* begin Supplied material *

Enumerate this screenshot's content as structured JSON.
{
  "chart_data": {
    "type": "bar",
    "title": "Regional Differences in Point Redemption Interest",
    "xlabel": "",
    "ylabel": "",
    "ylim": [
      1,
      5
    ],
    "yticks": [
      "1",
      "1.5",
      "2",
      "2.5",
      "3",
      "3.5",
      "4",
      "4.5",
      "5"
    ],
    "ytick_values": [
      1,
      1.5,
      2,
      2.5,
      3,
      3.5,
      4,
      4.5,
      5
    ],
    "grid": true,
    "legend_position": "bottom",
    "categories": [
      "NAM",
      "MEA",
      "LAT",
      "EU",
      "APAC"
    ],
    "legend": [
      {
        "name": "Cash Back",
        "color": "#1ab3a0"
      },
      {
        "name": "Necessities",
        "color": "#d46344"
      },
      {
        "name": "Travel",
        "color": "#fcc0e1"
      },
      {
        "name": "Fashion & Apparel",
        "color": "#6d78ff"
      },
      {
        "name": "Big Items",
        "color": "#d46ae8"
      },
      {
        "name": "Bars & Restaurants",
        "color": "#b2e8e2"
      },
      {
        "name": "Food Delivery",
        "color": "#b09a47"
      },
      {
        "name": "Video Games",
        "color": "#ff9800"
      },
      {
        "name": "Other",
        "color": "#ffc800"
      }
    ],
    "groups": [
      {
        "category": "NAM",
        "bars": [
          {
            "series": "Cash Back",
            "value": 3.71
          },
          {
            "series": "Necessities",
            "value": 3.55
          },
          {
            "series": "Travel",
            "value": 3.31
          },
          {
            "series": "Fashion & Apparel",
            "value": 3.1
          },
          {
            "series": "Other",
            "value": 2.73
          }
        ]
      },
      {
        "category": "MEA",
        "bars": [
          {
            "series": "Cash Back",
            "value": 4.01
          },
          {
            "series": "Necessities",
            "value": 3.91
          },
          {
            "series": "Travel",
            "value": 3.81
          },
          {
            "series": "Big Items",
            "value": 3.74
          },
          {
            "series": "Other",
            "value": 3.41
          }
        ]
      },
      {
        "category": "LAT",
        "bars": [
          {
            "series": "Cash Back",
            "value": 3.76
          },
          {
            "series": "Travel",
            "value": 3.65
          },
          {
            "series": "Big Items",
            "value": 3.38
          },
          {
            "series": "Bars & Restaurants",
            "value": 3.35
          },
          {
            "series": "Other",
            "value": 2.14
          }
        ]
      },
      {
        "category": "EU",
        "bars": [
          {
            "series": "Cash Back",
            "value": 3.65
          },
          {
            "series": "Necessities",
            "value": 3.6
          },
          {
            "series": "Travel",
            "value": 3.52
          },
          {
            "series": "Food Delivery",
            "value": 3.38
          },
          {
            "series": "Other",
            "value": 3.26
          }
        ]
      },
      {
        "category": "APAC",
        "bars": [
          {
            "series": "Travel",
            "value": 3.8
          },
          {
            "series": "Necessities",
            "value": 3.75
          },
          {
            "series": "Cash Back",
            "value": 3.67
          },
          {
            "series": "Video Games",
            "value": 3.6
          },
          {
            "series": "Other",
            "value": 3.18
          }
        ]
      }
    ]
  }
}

* end Supplied material *

Exercise instructions — Of the lines above, copy each that contains "Games".

Output of the exercise —
        "name": "Video Games",
            "series": "Video Games",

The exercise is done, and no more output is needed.